→ **Exercise aim**: In the records below, pick out all lines containing the word "сельское".

[Collected data]
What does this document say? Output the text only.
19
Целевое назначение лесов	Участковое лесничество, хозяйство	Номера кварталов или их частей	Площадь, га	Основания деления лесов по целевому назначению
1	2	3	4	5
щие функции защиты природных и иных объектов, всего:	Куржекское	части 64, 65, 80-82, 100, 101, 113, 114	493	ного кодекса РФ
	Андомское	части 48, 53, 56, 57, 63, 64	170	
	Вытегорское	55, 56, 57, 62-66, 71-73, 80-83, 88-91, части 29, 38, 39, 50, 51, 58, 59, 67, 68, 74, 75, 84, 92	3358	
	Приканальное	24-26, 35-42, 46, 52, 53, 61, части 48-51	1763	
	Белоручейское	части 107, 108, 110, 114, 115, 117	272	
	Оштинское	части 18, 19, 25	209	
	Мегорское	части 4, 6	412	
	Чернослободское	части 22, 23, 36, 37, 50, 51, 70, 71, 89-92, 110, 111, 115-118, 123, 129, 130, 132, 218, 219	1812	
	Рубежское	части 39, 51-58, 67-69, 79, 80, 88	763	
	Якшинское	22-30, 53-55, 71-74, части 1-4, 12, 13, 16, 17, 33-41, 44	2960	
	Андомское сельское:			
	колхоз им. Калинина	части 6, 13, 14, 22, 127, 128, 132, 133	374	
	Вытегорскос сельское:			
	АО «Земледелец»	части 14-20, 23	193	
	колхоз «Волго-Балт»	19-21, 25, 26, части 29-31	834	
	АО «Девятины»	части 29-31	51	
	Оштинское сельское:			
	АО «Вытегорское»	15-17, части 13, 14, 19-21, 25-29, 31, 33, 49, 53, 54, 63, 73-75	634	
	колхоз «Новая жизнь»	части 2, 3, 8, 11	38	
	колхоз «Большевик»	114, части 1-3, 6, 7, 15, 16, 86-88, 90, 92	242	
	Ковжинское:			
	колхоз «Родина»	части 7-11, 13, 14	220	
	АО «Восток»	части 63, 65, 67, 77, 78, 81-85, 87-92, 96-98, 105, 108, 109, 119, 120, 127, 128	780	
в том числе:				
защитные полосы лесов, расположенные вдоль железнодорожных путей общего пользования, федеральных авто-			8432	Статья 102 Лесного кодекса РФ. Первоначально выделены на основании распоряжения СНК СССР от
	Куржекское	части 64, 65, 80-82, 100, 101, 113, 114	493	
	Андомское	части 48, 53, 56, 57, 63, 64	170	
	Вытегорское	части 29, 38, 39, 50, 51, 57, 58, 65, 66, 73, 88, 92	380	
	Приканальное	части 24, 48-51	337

→ **Task response**:
	Андомское сельское:			
	Вытегорскос сельское:			
	Оштинское сельское:			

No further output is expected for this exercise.